MATERIAL FOR THE TASK:
==================================================

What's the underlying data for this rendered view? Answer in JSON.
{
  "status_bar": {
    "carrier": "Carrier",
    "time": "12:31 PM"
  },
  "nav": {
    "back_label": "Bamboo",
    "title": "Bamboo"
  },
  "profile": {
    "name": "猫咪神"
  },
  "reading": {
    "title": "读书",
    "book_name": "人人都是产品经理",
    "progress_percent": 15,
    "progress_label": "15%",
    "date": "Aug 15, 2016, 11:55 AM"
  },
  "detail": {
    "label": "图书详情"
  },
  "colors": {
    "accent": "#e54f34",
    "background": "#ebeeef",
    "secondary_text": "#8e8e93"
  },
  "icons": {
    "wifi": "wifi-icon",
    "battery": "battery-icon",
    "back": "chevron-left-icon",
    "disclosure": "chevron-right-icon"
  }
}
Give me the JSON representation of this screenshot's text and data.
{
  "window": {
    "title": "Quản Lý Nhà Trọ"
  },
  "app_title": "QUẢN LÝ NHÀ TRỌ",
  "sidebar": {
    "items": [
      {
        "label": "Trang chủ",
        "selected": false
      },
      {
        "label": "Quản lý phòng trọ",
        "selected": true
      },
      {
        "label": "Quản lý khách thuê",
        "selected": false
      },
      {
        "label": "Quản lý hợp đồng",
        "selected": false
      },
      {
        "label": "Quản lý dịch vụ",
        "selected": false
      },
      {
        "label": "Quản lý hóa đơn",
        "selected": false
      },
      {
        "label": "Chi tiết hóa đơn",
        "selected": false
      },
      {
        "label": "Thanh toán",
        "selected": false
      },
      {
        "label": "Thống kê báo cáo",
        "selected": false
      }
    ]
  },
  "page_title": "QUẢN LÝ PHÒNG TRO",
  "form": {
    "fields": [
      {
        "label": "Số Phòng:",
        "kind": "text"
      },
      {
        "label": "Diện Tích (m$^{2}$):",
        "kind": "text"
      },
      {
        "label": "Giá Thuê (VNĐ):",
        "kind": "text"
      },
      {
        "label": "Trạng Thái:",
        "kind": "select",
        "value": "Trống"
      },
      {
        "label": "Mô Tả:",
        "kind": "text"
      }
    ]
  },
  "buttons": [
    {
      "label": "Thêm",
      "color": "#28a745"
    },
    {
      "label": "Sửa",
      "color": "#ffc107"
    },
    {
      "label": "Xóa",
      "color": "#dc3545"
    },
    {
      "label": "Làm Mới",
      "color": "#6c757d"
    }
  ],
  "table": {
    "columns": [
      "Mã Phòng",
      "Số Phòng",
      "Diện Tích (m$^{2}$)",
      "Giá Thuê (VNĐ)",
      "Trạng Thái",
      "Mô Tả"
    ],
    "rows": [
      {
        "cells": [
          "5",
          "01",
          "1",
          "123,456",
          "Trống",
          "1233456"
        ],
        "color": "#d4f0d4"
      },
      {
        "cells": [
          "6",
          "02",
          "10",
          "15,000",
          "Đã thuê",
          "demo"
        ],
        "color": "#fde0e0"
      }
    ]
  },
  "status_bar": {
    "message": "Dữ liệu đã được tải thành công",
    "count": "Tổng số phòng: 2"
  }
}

==================================================

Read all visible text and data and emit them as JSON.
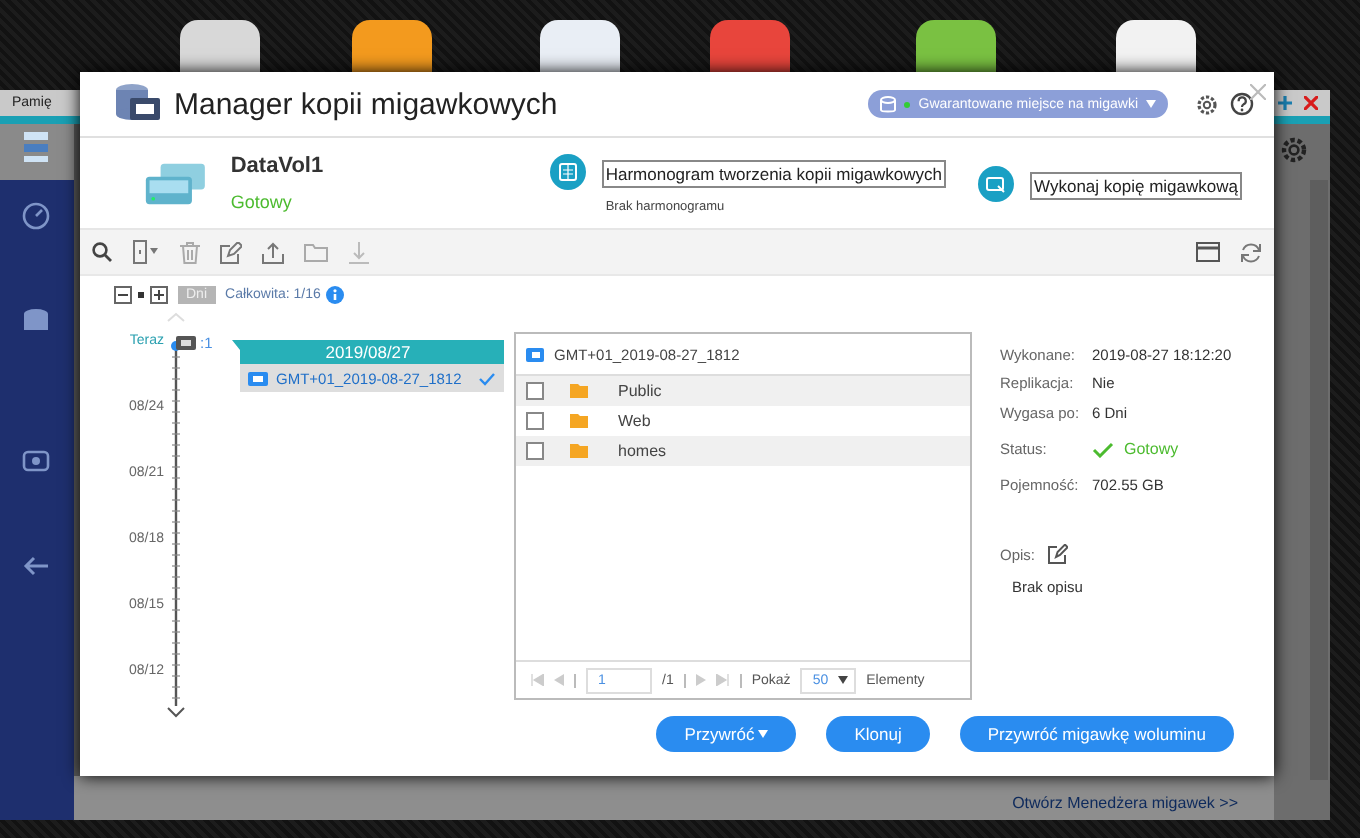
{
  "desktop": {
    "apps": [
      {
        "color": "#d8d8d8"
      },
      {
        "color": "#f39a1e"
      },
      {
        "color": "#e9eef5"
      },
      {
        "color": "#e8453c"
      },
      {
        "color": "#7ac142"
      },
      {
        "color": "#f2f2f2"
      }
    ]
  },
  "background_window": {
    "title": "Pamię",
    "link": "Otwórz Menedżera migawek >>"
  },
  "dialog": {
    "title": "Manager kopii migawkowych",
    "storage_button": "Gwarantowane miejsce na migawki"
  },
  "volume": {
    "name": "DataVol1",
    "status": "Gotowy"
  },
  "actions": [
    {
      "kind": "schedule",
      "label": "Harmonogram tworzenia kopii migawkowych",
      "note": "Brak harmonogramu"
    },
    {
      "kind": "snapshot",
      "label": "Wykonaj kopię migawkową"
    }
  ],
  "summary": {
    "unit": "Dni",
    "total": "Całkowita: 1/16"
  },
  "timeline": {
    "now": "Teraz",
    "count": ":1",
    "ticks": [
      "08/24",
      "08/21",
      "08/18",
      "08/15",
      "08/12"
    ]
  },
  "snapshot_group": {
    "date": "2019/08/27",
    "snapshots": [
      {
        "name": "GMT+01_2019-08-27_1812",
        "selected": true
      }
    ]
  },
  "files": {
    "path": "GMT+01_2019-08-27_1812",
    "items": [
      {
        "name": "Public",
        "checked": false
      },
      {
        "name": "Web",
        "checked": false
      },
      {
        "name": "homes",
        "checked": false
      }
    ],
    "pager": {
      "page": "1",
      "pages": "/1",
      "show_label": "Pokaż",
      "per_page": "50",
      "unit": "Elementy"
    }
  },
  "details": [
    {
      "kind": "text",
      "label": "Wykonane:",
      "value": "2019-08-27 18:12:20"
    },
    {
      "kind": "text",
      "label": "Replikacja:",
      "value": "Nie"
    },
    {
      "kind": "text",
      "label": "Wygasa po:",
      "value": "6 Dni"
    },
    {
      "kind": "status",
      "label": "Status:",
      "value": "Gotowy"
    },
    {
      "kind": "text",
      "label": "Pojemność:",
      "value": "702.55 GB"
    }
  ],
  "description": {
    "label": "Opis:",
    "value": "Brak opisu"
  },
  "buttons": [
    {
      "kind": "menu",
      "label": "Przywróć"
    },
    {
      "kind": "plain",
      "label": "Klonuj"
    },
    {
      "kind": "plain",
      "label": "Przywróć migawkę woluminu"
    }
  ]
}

==================================================

WHAT NEEDS TO BE DONE: Extract lines where the string "date" occurs.

RESULT FOR THIS EXERCISE:
    "date": "Aug 15, 2016, 11:55 AM"
    "date": "2019/08/27",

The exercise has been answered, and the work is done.